PROMPT:
Exactly reproduce each line of the listing that follows.

-- START OF GIVEN DATA --

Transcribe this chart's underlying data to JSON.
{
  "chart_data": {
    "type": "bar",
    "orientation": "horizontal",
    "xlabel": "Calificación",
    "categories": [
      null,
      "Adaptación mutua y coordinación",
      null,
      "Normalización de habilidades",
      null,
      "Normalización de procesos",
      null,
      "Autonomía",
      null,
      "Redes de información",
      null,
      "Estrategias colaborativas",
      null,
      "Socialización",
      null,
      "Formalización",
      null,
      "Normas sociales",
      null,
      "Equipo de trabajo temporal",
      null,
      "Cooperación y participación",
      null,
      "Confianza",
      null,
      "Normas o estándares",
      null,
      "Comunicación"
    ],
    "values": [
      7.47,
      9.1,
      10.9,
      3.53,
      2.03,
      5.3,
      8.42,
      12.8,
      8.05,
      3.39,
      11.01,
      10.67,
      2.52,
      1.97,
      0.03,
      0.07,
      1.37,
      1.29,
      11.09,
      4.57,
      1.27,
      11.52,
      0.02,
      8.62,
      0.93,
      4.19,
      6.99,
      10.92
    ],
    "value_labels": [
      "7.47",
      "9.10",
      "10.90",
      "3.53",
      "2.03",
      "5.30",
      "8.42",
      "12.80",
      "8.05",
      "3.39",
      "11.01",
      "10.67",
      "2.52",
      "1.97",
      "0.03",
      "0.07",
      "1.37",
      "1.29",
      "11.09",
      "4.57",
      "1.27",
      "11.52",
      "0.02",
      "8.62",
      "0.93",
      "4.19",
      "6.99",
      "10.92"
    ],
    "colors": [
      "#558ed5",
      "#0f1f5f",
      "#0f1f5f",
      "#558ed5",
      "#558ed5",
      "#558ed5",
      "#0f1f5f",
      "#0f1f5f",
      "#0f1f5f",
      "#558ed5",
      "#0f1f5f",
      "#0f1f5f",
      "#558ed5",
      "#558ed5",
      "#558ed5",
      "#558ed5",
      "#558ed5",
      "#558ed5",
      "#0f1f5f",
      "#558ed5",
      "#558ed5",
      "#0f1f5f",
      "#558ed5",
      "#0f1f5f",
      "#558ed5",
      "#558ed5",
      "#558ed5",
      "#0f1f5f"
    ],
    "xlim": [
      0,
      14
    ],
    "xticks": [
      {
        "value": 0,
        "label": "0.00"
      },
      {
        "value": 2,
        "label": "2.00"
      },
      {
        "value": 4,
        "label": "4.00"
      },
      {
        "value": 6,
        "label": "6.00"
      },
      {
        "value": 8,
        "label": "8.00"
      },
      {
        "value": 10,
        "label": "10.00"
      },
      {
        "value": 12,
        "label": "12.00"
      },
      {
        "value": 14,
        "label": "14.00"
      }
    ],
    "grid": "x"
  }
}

-- END OF GIVEN DATA --

RESPONSE TO THIS TASK:
Transcribe this chart's underlying data to JSON.
{
  "chart_data": {
    "type": "bar",
    "orientation": "horizontal",
    "xlabel": "Calificación",
    "categories": [
      null,
      "Adaptación mutua y coordinación",
      null,
      "Normalización de habilidades",
      null,
      "Normalización de procesos",
      null,
      "Autonomía",
      null,
      "Redes de información",
      null,
      "Estrategias colaborativas",
      null,
      "Socialización",
      null,
      "Formalización",
      null,
      "Normas sociales",
      null,
      "Equipo de trabajo temporal",
      null,
      "Cooperación y participación",
      null,
      "Confianza",
      null,
      "Normas o estándares",
      null,
      "Comunicación"
    ],
    "values": [
      7.47,
      9.1,
      10.9,
      3.53,
      2.03,
      5.3,
      8.42,
      12.8,
      8.05,
      3.39,
      11.01,
      10.67,
      2.52,
      1.97,
      0.03,
      0.07,
      1.37,
      1.29,
      11.09,
      4.57,
      1.27,
      11.52,
      0.02,
      8.62,
      0.93,
      4.19,
      6.99,
      10.92
    ],
    "value_labels": [
      "7.47",
      "9.10",
      "10.90",
      "3.53",
      "2.03",
      "5.30",
      "8.42",
      "12.80",
      "8.05",
      "3.39",
      "11.01",
      "10.67",
      "2.52",
      "1.97",
      "0.03",
      "0.07",
      "1.37",
      "1.29",
      "11.09",
      "4.57",
      "1.27",
      "11.52",
      "0.02",
      "8.62",
      "0.93",
      "4.19",
      "6.99",
      "10.92"
    ],
    "colors": [
      "#558ed5",
      "#0f1f5f",
      "#0f1f5f",
      "#558ed5",
      "#558ed5",
      "#558ed5",
      "#0f1f5f",
      "#0f1f5f",
      "#0f1f5f",
      "#558ed5",
      "#0f1f5f",
      "#0f1f5f",
      "#558ed5",
      "#558ed5",
      "#558ed5",
      "#558ed5",
      "#558ed5",
      "#558ed5",
      "#0f1f5f",
      "#558ed5",
      "#558ed5",
      "#0f1f5f",
      "#558ed5",
      "#0f1f5f",
      "#558ed5",
      "#558ed5",
      "#558ed5",
      "#0f1f5f"
    ],
    "xlim": [
      0,
      14
    ],
    "xticks": [
      {
        "value": 0,
        "label": "0.00"
      },
      {
        "value": 2,
        "label": "2.00"
      },
      {
        "value": 4,
        "label": "4.00"
      },
      {
        "value": 6,
        "label": "6.00"
      },
      {
        "value": 8,
        "label": "8.00"
      },
      {
        "value": 10,
        "label": "10.00"
      },
      {
        "value": 12,
        "label": "12.00"
      },
      {
        "value": 14,
        "label": "14.00"
      }
    ],
    "grid": "x"
  }
}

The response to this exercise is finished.